Instructions for the task
Without the images, print all the entries below exactly as given.

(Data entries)

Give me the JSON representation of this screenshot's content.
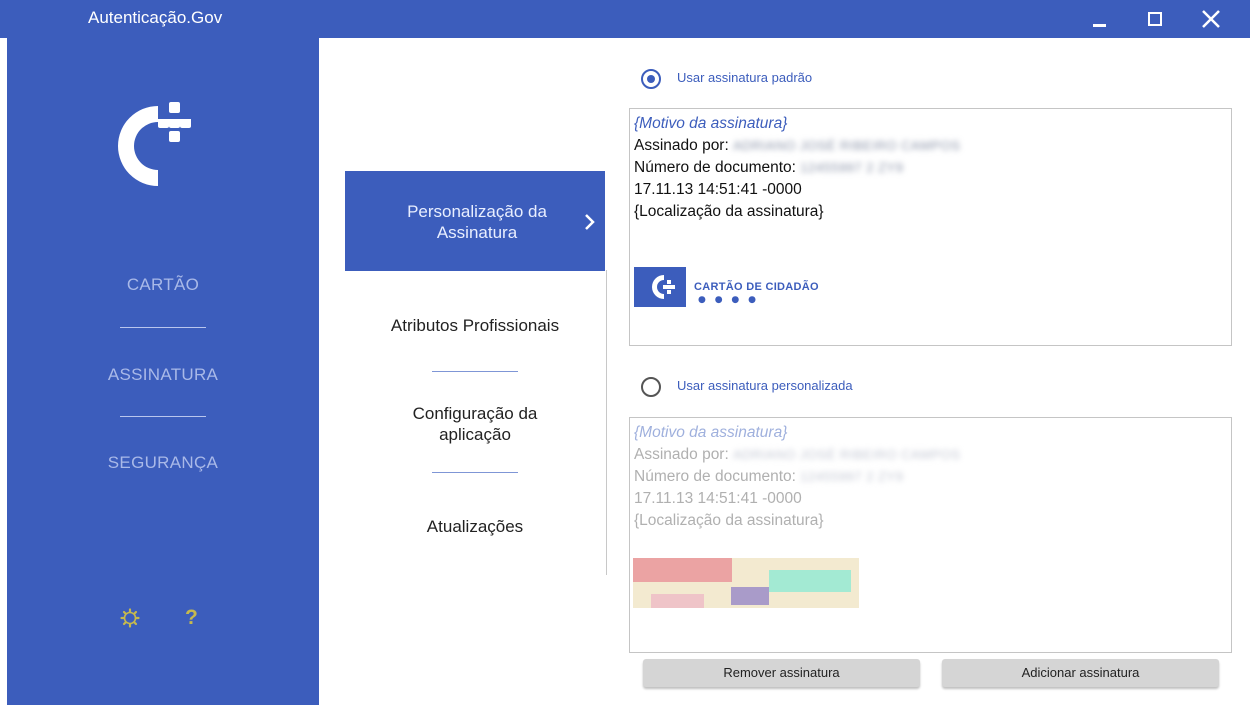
{
  "window": {
    "title": "Autenticação.Gov"
  },
  "sidebar": {
    "items": [
      {
        "label": "CARTÃO"
      },
      {
        "label": "ASSINATURA"
      },
      {
        "label": "SEGURANÇA"
      }
    ],
    "help_label": "?"
  },
  "submenu": {
    "items": [
      {
        "label": "Personalização da Assinatura",
        "active": true
      },
      {
        "label": "Atributos Profissionais"
      },
      {
        "label": "Configuração da aplicação"
      },
      {
        "label": "Atualizações"
      }
    ]
  },
  "signature": {
    "default_option": {
      "label": "Usar assinatura padrão",
      "selected": true
    },
    "custom_option": {
      "label": "Usar assinatura personalizada",
      "selected": false
    },
    "motivo": "{Motivo da assinatura}",
    "signed_by_label": "Assinado por:",
    "signed_by_value": "ADRIANO JOSÉ RIBEIRO CAMPOS",
    "doc_number_label": "Número de documento:",
    "doc_number_value": "12455997 2 ZY9",
    "datetime": "17.11.13 14:51:41 -0000",
    "location": "{Localização da assinatura}",
    "card_brand": "CARTÃO DE CIDADÃO",
    "card_dots": "● ● ● ●"
  },
  "buttons": {
    "remove": "Remover assinatura",
    "add": "Adicionar assinatura"
  },
  "colors": {
    "accent": "#3c5dbc",
    "sidebar_text": "#a9b9e8",
    "help_icon": "#c6b94e"
  }
}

Complete answer
Give me the JSON representation of this screenshot's content.
{
  "window": {
    "title": "Autenticação.Gov"
  },
  "sidebar": {
    "items": [
      {
        "label": "CARTÃO"
      },
      {
        "label": "ASSINATURA"
      },
      {
        "label": "SEGURANÇA"
      }
    ],
    "help_label": "?"
  },
  "submenu": {
    "items": [
      {
        "label": "Personalização da Assinatura",
        "active": true
      },
      {
        "label": "Atributos Profissionais"
      },
      {
        "label": "Configuração da aplicação"
      },
      {
        "label": "Atualizações"
      }
    ]
  },
  "signature": {
    "default_option": {
      "label": "Usar assinatura padrão",
      "selected": true
    },
    "custom_option": {
      "label": "Usar assinatura personalizada",
      "selected": false
    },
    "motivo": "{Motivo da assinatura}",
    "signed_by_label": "Assinado por:",
    "signed_by_value": "ADRIANO JOSÉ RIBEIRO CAMPOS",
    "doc_number_label": "Número de documento:",
    "doc_number_value": "12455997 2 ZY9",
    "datetime": "17.11.13 14:51:41 -0000",
    "location": "{Localização da assinatura}",
    "card_brand": "CARTÃO DE CIDADÃO",
    "card_dots": "● ● ● ●"
  },
  "buttons": {
    "remove": "Remover assinatura",
    "add": "Adicionar assinatura"
  },
  "colors": {
    "accent": "#3c5dbc",
    "sidebar_text": "#a9b9e8",
    "help_icon": "#c6b94e"
  }
}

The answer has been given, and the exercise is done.